[Start of Raw records]

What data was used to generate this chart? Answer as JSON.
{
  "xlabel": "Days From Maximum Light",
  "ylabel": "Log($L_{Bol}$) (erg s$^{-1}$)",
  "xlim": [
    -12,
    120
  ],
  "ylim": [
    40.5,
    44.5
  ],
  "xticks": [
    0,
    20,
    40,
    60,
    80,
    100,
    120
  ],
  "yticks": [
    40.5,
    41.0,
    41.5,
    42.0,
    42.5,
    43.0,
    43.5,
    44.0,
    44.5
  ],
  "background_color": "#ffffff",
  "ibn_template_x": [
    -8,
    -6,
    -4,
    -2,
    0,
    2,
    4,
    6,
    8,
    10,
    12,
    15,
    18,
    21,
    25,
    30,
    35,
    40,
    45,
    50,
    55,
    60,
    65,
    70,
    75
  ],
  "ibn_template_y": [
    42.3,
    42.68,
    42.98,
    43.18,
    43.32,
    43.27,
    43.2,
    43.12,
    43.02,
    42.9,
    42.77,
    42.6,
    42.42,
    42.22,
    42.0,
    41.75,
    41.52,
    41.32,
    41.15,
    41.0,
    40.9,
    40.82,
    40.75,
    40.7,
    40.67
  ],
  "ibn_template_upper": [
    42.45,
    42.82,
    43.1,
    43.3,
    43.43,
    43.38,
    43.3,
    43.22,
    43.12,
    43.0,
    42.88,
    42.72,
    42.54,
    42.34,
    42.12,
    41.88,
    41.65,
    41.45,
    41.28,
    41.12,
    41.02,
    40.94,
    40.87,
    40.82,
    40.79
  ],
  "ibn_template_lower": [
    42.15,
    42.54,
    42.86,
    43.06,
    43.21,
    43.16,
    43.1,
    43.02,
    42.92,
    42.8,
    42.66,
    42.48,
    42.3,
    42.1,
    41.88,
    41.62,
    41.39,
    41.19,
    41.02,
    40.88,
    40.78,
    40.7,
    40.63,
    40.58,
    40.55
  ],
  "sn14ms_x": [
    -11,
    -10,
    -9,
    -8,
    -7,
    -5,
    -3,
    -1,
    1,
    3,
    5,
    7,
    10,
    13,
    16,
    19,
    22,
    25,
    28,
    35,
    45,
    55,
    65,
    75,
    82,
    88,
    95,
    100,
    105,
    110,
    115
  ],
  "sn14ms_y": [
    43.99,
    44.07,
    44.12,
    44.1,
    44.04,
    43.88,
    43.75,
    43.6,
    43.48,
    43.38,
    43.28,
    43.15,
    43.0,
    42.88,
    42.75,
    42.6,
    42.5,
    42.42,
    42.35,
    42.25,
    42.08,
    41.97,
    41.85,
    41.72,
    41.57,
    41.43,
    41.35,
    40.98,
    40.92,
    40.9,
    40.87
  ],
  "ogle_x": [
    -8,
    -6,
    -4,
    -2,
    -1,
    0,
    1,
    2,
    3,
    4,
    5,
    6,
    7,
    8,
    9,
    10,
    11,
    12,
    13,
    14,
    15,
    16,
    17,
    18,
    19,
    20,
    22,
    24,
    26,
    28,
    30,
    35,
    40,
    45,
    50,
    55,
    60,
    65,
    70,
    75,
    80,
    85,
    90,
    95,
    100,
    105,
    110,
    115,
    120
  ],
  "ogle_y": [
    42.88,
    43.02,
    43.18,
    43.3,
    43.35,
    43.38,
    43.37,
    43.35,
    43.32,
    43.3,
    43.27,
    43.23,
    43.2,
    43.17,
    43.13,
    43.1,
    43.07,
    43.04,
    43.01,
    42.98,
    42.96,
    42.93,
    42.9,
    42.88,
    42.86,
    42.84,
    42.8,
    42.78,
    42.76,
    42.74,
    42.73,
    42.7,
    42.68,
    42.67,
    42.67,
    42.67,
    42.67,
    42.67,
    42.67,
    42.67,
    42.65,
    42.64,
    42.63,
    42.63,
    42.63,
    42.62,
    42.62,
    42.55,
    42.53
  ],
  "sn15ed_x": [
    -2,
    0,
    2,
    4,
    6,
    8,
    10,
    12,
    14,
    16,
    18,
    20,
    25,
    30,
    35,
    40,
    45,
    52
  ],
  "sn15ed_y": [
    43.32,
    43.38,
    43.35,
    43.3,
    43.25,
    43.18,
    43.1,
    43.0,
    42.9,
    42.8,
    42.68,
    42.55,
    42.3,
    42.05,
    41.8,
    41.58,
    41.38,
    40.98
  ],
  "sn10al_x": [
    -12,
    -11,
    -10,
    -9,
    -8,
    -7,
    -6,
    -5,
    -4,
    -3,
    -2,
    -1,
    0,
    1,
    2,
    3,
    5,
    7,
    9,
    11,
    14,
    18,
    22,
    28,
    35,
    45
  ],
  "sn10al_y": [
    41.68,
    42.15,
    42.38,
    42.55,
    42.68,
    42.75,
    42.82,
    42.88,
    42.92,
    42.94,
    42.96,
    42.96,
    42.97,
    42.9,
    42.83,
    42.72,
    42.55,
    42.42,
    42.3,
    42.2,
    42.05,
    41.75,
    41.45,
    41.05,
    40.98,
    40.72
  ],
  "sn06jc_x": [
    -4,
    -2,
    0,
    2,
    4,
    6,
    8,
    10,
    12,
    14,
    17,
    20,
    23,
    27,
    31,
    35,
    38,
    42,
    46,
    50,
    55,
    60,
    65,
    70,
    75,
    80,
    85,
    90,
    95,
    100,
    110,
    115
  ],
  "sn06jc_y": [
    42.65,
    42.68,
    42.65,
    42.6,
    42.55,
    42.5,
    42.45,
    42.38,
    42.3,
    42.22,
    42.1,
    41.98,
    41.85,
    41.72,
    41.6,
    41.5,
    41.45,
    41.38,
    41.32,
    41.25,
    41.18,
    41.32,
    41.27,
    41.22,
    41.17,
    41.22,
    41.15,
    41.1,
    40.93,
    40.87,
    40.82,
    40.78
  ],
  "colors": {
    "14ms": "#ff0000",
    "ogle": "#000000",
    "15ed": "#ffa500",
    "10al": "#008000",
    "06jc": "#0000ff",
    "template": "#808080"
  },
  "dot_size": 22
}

[End of Raw records]

> **Task to carry out**: Copy out all the entries shown above, character for character.

> **The answer**:
What data was used to generate this chart? Answer as JSON.
{
  "xlabel": "Days From Maximum Light",
  "ylabel": "Log($L_{Bol}$) (erg s$^{-1}$)",
  "xlim": [
    -12,
    120
  ],
  "ylim": [
    40.5,
    44.5
  ],
  "xticks": [
    0,
    20,
    40,
    60,
    80,
    100,
    120
  ],
  "yticks": [
    40.5,
    41.0,
    41.5,
    42.0,
    42.5,
    43.0,
    43.5,
    44.0,
    44.5
  ],
  "background_color": "#ffffff",
  "ibn_template_x": [
    -8,
    -6,
    -4,
    -2,
    0,
    2,
    4,
    6,
    8,
    10,
    12,
    15,
    18,
    21,
    25,
    30,
    35,
    40,
    45,
    50,
    55,
    60,
    65,
    70,
    75
  ],
  "ibn_template_y": [
    42.3,
    42.68,
    42.98,
    43.18,
    43.32,
    43.27,
    43.2,
    43.12,
    43.02,
    42.9,
    42.77,
    42.6,
    42.42,
    42.22,
    42.0,
    41.75,
    41.52,
    41.32,
    41.15,
    41.0,
    40.9,
    40.82,
    40.75,
    40.7,
    40.67
  ],
  "ibn_template_upper": [
    42.45,
    42.82,
    43.1,
    43.3,
    43.43,
    43.38,
    43.3,
    43.22,
    43.12,
    43.0,
    42.88,
    42.72,
    42.54,
    42.34,
    42.12,
    41.88,
    41.65,
    41.45,
    41.28,
    41.12,
    41.02,
    40.94,
    40.87,
    40.82,
    40.79
  ],
  "ibn_template_lower": [
    42.15,
    42.54,
    42.86,
    43.06,
    43.21,
    43.16,
    43.1,
    43.02,
    42.92,
    42.8,
    42.66,
    42.48,
    42.3,
    42.1,
    41.88,
    41.62,
    41.39,
    41.19,
    41.02,
    40.88,
    40.78,
    40.7,
    40.63,
    40.58,
    40.55
  ],
  "sn14ms_x": [
    -11,
    -10,
    -9,
    -8,
    -7,
    -5,
    -3,
    -1,
    1,
    3,
    5,
    7,
    10,
    13,
    16,
    19,
    22,
    25,
    28,
    35,
    45,
    55,
    65,
    75,
    82,
    88,
    95,
    100,
    105,
    110,
    115
  ],
  "sn14ms_y": [
    43.99,
    44.07,
    44.12,
    44.1,
    44.04,
    43.88,
    43.75,
    43.6,
    43.48,
    43.38,
    43.28,
    43.15,
    43.0,
    42.88,
    42.75,
    42.6,
    42.5,
    42.42,
    42.35,
    42.25,
    42.08,
    41.97,
    41.85,
    41.72,
    41.57,
    41.43,
    41.35,
    40.98,
    40.92,
    40.9,
    40.87
  ],
  "ogle_x": [
    -8,
    -6,
    -4,
    -2,
    -1,
    0,
    1,
    2,
    3,
    4,
    5,
    6,
    7,
    8,
    9,
    10,
    11,
    12,
    13,
    14,
    15,
    16,
    17,
    18,
    19,
    20,
    22,
    24,
    26,
    28,
    30,
    35,
    40,
    45,
    50,
    55,
    60,
    65,
    70,
    75,
    80,
    85,
    90,
    95,
    100,
    105,
    110,
    115,
    120
  ],
  "ogle_y": [
    42.88,
    43.02,
    43.18,
    43.3,
    43.35,
    43.38,
    43.37,
    43.35,
    43.32,
    43.3,
    43.27,
    43.23,
    43.2,
    43.17,
    43.13,
    43.1,
    43.07,
    43.04,
    43.01,
    42.98,
    42.96,
    42.93,
    42.9,
    42.88,
    42.86,
    42.84,
    42.8,
    42.78,
    42.76,
    42.74,
    42.73,
    42.7,
    42.68,
    42.67,
    42.67,
    42.67,
    42.67,
    42.67,
    42.67,
    42.67,
    42.65,
    42.64,
    42.63,
    42.63,
    42.63,
    42.62,
    42.62,
    42.55,
    42.53
  ],
  "sn15ed_x": [
    -2,
    0,
    2,
    4,
    6,
    8,
    10,
    12,
    14,
    16,
    18,
    20,
    25,
    30,
    35,
    40,
    45,
    52
  ],
  "sn15ed_y": [
    43.32,
    43.38,
    43.35,
    43.3,
    43.25,
    43.18,
    43.1,
    43.0,
    42.9,
    42.8,
    42.68,
    42.55,
    42.3,
    42.05,
    41.8,
    41.58,
    41.38,
    40.98
  ],
  "sn10al_x": [
    -12,
    -11,
    -10,
    -9,
    -8,
    -7,
    -6,
    -5,
    -4,
    -3,
    -2,
    -1,
    0,
    1,
    2,
    3,
    5,
    7,
    9,
    11,
    14,
    18,
    22,
    28,
    35,
    45
  ],
  "sn10al_y": [
    41.68,
    42.15,
    42.38,
    42.55,
    42.68,
    42.75,
    42.82,
    42.88,
    42.92,
    42.94,
    42.96,
    42.96,
    42.97,
    42.9,
    42.83,
    42.72,
    42.55,
    42.42,
    42.3,
    42.2,
    42.05,
    41.75,
    41.45,
    41.05,
    40.98,
    40.72
  ],
  "sn06jc_x": [
    -4,
    -2,
    0,
    2,
    4,
    6,
    8,
    10,
    12,
    14,
    17,
    20,
    23,
    27,
    31,
    35,
    38,
    42,
    46,
    50,
    55,
    60,
    65,
    70,
    75,
    80,
    85,
    90,
    95,
    100,
    110,
    115
  ],
  "sn06jc_y": [
    42.65,
    42.68,
    42.65,
    42.6,
    42.55,
    42.5,
    42.45,
    42.38,
    42.3,
    42.22,
    42.1,
    41.98,
    41.85,
    41.72,
    41.6,
    41.5,
    41.45,
    41.38,
    41.32,
    41.25,
    41.18,
    41.32,
    41.27,
    41.22,
    41.17,
    41.22,
    41.15,
    41.1,
    40.93,
    40.87,
    40.82,
    40.78
  ],
  "colors": {
    "14ms": "#ff0000",
    "ogle": "#000000",
    "15ed": "#ffa500",
    "10al": "#008000",
    "06jc": "#0000ff",
    "template": "#808080"
  },
  "dot_size": 22
}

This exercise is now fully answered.